The castle has really beautiful gardens:



And derelict outhouses turned into pretty little grottoes:


Plus a 'secret owlery' (also featuring non-owl guests):



Wildlife was also the theme of a blisteringly hot day at Folly Farm:




So hot, even the camel just kind of collapsed! But this meercat had the right idea:


In the barn, our 'Little May' (as the niece has taken to calling herself; we don't know why, but it's really cute!), learned how to milk a fake cow – just look at that concentration:


In the nearby village of Lamphey, we found the cutest little plant shop you will ever see – racks of plants for sale in the front yard of this cottage, with a note asking customers to just post payment through the letter box!


And in the churchyard next door, I was really struck by this one particular grave marker:

"In loving memory of our unknown shipmate from the U.S.S. coast guard cutter Tampa, torpedoed in the Bristol Channel September 1918"

So, a war memorial, but what really struck me was that this century-old war memorial erected to an American sailor lost at sea had fresh flowers on it – placed to mark the centenary, perhaps? I thought it was really touching that someone had made the effort to do this.

We also visited the Dinosaur Park at Tenby, which is all Layla-May has talked about ever since – she tells anyone who will listen that she saw dinosaurs and they were really big and really scary, with sharp, sharp claws and terrible teeth in their terrible jaws (at which point, she tends to segue into a recital of The Gruffalo…)




This little guy, though, I think has been mislabelled – I mean, they call him a dinosaur, but come on: it is very clearly a baby dragon that hasn't grown its wings yet!

_TASK STATEMENT:_ Extend the holiday blog post from its final sentence about the baby dragon. The lines that follow are separate material, unrelated to the holiday blog post above.

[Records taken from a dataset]
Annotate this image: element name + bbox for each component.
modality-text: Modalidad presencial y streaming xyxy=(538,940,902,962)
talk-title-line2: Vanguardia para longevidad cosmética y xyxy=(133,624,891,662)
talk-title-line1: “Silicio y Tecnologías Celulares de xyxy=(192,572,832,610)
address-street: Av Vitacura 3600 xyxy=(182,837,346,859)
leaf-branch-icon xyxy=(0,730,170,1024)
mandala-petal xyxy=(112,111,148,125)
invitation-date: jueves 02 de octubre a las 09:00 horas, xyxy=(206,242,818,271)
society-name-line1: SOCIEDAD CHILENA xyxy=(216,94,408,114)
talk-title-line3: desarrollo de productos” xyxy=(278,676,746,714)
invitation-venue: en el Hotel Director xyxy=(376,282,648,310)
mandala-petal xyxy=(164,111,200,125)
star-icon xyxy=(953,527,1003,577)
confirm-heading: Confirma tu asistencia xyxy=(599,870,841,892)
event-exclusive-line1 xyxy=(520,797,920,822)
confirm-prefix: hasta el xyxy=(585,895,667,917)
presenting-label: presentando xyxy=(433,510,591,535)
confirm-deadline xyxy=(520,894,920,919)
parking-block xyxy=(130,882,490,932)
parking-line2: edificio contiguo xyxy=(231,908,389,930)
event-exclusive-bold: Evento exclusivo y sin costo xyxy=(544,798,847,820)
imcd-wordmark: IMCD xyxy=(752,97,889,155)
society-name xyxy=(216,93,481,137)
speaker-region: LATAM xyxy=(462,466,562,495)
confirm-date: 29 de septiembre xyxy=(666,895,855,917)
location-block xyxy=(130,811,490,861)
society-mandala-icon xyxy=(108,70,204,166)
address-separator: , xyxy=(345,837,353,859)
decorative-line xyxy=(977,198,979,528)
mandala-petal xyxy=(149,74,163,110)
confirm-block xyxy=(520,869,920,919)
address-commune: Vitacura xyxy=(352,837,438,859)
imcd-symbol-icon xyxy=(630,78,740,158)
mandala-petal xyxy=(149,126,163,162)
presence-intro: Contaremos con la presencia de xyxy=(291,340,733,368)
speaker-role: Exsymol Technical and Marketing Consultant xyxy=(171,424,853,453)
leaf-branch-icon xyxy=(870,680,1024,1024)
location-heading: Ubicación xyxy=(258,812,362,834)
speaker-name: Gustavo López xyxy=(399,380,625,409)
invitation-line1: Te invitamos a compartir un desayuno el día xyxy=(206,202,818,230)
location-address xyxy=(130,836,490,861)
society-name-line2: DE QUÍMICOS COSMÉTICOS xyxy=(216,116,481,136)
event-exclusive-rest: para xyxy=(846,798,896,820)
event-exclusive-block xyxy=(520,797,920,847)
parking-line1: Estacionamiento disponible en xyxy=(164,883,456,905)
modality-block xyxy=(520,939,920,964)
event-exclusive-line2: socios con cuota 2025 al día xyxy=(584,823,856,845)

_ANSWER BELOW:_
Also not a dinosaur:


And finally, I would like to note for the record that the boating lake at Oakwood Theme Park is really pretty - especially if you happen to visit on a day when you have a knee injury (I damaged my medial collateral ligament about three weeks before we went) and are therefore completely unable to contribute to the peddling of the peddle boat and have no choice but to sit back and relax while others do all the hard work



In other, other news this is what my garden looked like at the beginning of March, when the Beast from the East hit:

Pretty impressive overnight snowfall for this temperate coastal climate! The university where I work actually closed due to the snow, first time in its history (and my first ever snow day).

And this is my garden in April, looking a lot greener, first signs of spring, but still pretty ratty - a mild winter followed by late snowfall was not kind to a lot of my plants.


So I decided that the time was right to begin to set in motion a plan I'd been cooking up all winter, to extend the herbaceous border and thus shrink the lawn. This turned out to be a rather more difficult undertaking than I originally expected, because once I started digging, I found – well, this:


So now at last I understand why my lawn is always so rubbish! Because it is growing out of about half an inch of topsoil thinly laid over a great heap of rubble! Seriously, this is how much rubble I dug out of just one little strip up the side of the lawn:


Half bricks, broken paving slabs, shards of glass – you name it, I found it, less than an inch below the surface. Worth all the hard digging in the end, though – this is the first strip, freshly dug and ready for planting, back in April:


Planting and seeding commenced:


And the digging continued!


New plants and seeds went in – I am extremely grateful to the Pound Shop in town for so regularly stocking a really lovely range of plants, which I've found to be both beautiful and healthy if you manage to pick them up on the day they hit the shelf (by far the cheapest option for planting a new bed).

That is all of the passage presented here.